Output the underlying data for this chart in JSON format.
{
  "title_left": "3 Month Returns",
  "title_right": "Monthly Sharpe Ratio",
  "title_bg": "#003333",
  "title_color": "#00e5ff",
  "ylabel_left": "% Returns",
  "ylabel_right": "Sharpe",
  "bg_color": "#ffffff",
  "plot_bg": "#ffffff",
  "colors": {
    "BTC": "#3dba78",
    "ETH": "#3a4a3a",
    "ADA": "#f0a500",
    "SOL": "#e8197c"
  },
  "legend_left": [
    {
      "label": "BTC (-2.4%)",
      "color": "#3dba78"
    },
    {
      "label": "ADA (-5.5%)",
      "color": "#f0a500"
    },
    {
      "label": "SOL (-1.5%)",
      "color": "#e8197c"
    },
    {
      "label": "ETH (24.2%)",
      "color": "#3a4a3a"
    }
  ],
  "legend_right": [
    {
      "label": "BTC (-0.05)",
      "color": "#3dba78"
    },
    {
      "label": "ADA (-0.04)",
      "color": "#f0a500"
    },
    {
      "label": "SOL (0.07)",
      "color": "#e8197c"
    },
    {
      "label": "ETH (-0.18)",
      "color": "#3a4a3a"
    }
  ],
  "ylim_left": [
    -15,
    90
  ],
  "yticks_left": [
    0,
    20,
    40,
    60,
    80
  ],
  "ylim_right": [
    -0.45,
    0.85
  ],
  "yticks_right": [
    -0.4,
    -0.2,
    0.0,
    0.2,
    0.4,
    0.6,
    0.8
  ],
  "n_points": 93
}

_ _ _ _ _

▸ **SET EXERCISE**
Every line above should be written out again exactly as it stands.

▸ **SOLUTION TO THE EXERCISE**
Output the underlying data for this chart in JSON format.
{
  "title_left": "3 Month Returns",
  "title_right": "Monthly Sharpe Ratio",
  "title_bg": "#003333",
  "title_color": "#00e5ff",
  "ylabel_left": "% Returns",
  "ylabel_right": "Sharpe",
  "bg_color": "#ffffff",
  "plot_bg": "#ffffff",
  "colors": {
    "BTC": "#3dba78",
    "ETH": "#3a4a3a",
    "ADA": "#f0a500",
    "SOL": "#e8197c"
  },
  "legend_left": [
    {
      "label": "BTC (-2.4%)",
      "color": "#3dba78"
    },
    {
      "label": "ADA (-5.5%)",
      "color": "#f0a500"
    },
    {
      "label": "SOL (-1.5%)",
      "color": "#e8197c"
    },
    {
      "label": "ETH (24.2%)",
      "color": "#3a4a3a"
    }
  ],
  "legend_right": [
    {
      "label": "BTC (-0.05)",
      "color": "#3dba78"
    },
    {
      "label": "ADA (-0.04)",
      "color": "#f0a500"
    },
    {
      "label": "SOL (0.07)",
      "color": "#e8197c"
    },
    {
      "label": "ETH (-0.18)",
      "color": "#3a4a3a"
    }
  ],
  "ylim_left": [
    -15,
    90
  ],
  "yticks_left": [
    0,
    20,
    40,
    60,
    80
  ],
  "ylim_right": [
    -0.45,
    0.85
  ],
  "yticks_right": [
    -0.4,
    -0.2,
    0.0,
    0.2,
    0.4,
    0.6,
    0.8
  ],
  "n_points": 93
}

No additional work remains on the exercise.